ЗАДАНИЕ |
Подхватите приведенный ниже рассказ о протестах и восстаниях в ГУЛАГе и продолжите его сразу после последнего предложения.

ФРАГМЕНТ ТЕКСТА |
%%
В 30-е годы протесты в системе ГУЛАГа практически отсутствовали. Вернее, носили единичный характер. Основной контингент политических заключенных составляли ботаники-троцкисты и прочие заблудившиеся левые, к брутальному сопротивлению не слишком подготовленные. Или же простые крестьяне и рабочие, совершенно не понимавшие, что вообще происходит. Кроме того, было просто непонятно, как именно сопротивляться. В дореволюционной России главным способом отстаивания своих прав была голодовка, но в условиях Гулага 30-х она теряла всякий смысл, поскольку заключенные и так голодали и умирали в огромных количествах. Объявить голодовку было равнозначным самоубийству, которое, к тому же, никто и не заметит, поскольку смертность зашкаливает (в военные годы все стало еще хуже: в 1942 и 1943 годах умерло 25 и 22,5 процентов от общей численности заключенных). Заключенные практически не имели вариантов для протеста, поскольку перманентно находились на краю гибели. По сути, единственной формой протеста стали групповые и одиночные побеги, которые с 1941 года стали караться смертной казнью.
Первое восстание вспыхнуло в 1942 году. Его даже нельзя назвать восстанием, поскольку восставшие даже не рассчитывали на какие-то смягчения режима, не выдвигали никаких требований и не намеревались вести никаких переговоров. Поэтому Усть-Усинское восстание стоит особняком от последующих. Кроме того, оно само по себе довольно невероятно, поскольку его возглавил не заключенный, а начальник лагеря. Оно вспыхнуло в маленьком лагерном пункте под названием «Лесорейд», располагавшемся в Коми. В лагере находилось около 200 заключенных, большая часть из которых была политическими. Начальником пункта был Марк Ретюнин, сам недавно освободившийся. В конце 20-х он сел на 13 лет за ограбление банка, но в 1939 был досрочно выпущен и оставлен вольнонаемным, а затем назначен начальником этого маленького лагпункта на севере. Планы устроить восстание появились осенью 1941 года. С началом войны резко ухудшились условия эксплуатации заключенных, также начались проблемы с продовольствием. Кроме того, поползли слухи о том, что политических заключенных скоро начнут расстреливать без суда. Ретюнин знал о расстрелах в Орловском централе, где отступающие чекисты перестреляли всех политических перед приходом немцев и рассказал об этом нескольким заключенным-троцкистам. Началась подготовка к восстанию, Ретюнин заказал теплую зимнюю одежду и продовольствие и некоторое время подкармливал будущих беглецов повышенными пайками. 24 января 1942 года они разоружили ВОХРовцев и заперли их в овощехранилище. Затем они освободили всех заключенных, часть из которых присоединилась к отряду. Им также удалось захватить оружейный обоз ВОХР. Планы восставших так и остались тайной. Вернее, их называется огромное количество, в том числе и откровенно неправдоподобных. Задержанные живыми утверждали, что они, опасаясь гибели в лагере, решили пробиваться на фронт, чтобы там объединиться с партизанами. Следователи, в свою очередь, шили антисоветское восстание, утверждая, что восставшие собирались захватывать города, агитируя живших там спецпоселенцев переходить на свою сторону, а также ведя пропаганду против колхозов и советской власти. В действительности они, по всей вероятности, собирались уйти в тундру к оленеводам, где планировали затеряться.
%%
ЗАПИСИ |
%%
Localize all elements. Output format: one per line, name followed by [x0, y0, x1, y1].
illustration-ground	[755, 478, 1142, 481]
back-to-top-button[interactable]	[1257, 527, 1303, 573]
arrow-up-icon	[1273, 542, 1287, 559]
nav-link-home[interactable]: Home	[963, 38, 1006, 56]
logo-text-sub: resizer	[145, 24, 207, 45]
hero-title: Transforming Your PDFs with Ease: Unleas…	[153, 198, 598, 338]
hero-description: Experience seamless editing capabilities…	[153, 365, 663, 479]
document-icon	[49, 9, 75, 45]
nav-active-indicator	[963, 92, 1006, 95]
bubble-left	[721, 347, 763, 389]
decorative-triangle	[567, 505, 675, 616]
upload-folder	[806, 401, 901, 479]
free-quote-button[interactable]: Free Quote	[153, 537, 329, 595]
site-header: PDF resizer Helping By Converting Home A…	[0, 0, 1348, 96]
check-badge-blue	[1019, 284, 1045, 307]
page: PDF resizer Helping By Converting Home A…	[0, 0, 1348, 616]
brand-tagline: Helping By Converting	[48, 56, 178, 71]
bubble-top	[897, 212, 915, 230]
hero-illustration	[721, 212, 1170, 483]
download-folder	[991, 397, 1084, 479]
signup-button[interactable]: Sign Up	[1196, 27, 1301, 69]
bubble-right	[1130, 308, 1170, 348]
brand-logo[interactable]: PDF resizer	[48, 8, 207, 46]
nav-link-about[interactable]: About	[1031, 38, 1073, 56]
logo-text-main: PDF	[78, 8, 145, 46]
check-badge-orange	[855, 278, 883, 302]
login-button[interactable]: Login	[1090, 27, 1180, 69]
%%
ОТВЕТ |
Естественно, в рамках советской системы вооруженное восстание в лагере было невероятнейшим форс-мажором. По тревоге подняли всех кого можно, вплоть до авиации. Беглецов довольно быстро нашли, но они с перестрелками уходили от погонь неделю, пока, наконец, у них не закончились боеприпасы. Тогда лидеры восстания застрелились. Остальных сбежавших, не присоединившихся к боевому отряду, скоро изловили. Половину из них расстреляли. Однако и ВОХР понес рекордные потери (следующие восстания обходились почти без жертв со стороны охраны) – с их стороны погибло 33 человека, почти 100 человек получили ранения или обморожения.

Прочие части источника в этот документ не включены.